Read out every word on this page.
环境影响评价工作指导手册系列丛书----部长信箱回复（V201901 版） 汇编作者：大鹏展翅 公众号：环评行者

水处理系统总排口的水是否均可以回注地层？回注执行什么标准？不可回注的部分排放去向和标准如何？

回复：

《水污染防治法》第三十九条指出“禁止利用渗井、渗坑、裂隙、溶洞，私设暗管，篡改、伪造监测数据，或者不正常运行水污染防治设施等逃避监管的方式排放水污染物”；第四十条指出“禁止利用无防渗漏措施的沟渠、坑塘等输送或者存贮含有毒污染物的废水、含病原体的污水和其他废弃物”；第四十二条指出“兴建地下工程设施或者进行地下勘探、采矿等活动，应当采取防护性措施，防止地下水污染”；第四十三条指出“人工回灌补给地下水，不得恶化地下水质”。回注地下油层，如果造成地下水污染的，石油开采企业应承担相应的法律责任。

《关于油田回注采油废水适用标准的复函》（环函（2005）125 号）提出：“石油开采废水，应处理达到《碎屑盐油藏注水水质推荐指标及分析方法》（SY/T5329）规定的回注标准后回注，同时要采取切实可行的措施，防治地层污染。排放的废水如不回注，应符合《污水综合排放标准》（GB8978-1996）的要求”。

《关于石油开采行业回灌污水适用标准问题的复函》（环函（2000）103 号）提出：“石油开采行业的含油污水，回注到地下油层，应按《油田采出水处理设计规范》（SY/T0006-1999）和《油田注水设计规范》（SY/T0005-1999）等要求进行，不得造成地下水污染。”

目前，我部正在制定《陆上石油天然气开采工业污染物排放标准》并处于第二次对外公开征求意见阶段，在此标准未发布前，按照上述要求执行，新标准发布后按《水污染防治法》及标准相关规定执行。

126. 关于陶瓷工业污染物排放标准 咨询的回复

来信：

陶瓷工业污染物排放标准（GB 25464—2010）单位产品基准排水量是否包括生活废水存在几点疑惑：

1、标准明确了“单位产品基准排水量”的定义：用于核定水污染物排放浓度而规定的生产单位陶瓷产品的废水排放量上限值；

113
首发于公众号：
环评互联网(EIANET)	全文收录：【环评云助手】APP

# # #

> **INSTRUCTIONS FOR THE TASK**
Write the data back out verbatim.

> **RESULT OF THIS EXERCISE**
Read out every word on this page.
环境影响评价工作指导手册系列丛书----部长信箱回复（V201901 版） 汇编作者：大鹏展翅 公众号：环评行者

水处理系统总排口的水是否均可以回注地层？回注执行什么标准？不可回注的部分排放去向和标准如何？

回复：

《水污染防治法》第三十九条指出“禁止利用渗井、渗坑、裂隙、溶洞，私设暗管，篡改、伪造监测数据，或者不正常运行水污染防治设施等逃避监管的方式排放水污染物”；第四十条指出“禁止利用无防渗漏措施的沟渠、坑塘等输送或者存贮含有毒污染物的废水、含病原体的污水和其他废弃物”；第四十二条指出“兴建地下工程设施或者进行地下勘探、采矿等活动，应当采取防护性措施，防止地下水污染”；第四十三条指出“人工回灌补给地下水，不得恶化地下水质”。回注地下油层，如果造成地下水污染的，石油开采企业应承担相应的法律责任。

《关于油田回注采油废水适用标准的复函》（环函（2005）125 号）提出：“石油开采废水，应处理达到《碎屑盐油藏注水水质推荐指标及分析方法》（SY/T5329）规定的回注标准后回注，同时要采取切实可行的措施，防治地层污染。排放的废水如不回注，应符合《污水综合排放标准》（GB8978-1996）的要求”。

《关于石油开采行业回灌污水适用标准问题的复函》（环函（2000）103 号）提出：“石油开采行业的含油污水，回注到地下油层，应按《油田采出水处理设计规范》（SY/T0006-1999）和《油田注水设计规范》（SY/T0005-1999）等要求进行，不得造成地下水污染。”

目前，我部正在制定《陆上石油天然气开采工业污染物排放标准》并处于第二次对外公开征求意见阶段，在此标准未发布前，按照上述要求执行，新标准发布后按《水污染防治法》及标准相关规定执行。

126. 关于陶瓷工业污染物排放标准 咨询的回复

来信：

陶瓷工业污染物排放标准（GB 25464—2010）单位产品基准排水量是否包括生活废水存在几点疑惑：

1、标准明确了“单位产品基准排水量”的定义：用于核定水污染物排放浓度而规定的生产单位陶瓷产品的废水排放量上限值；

113
首发于公众号：
环评互联网(EIANET)	全文收录：【环评云助手】APP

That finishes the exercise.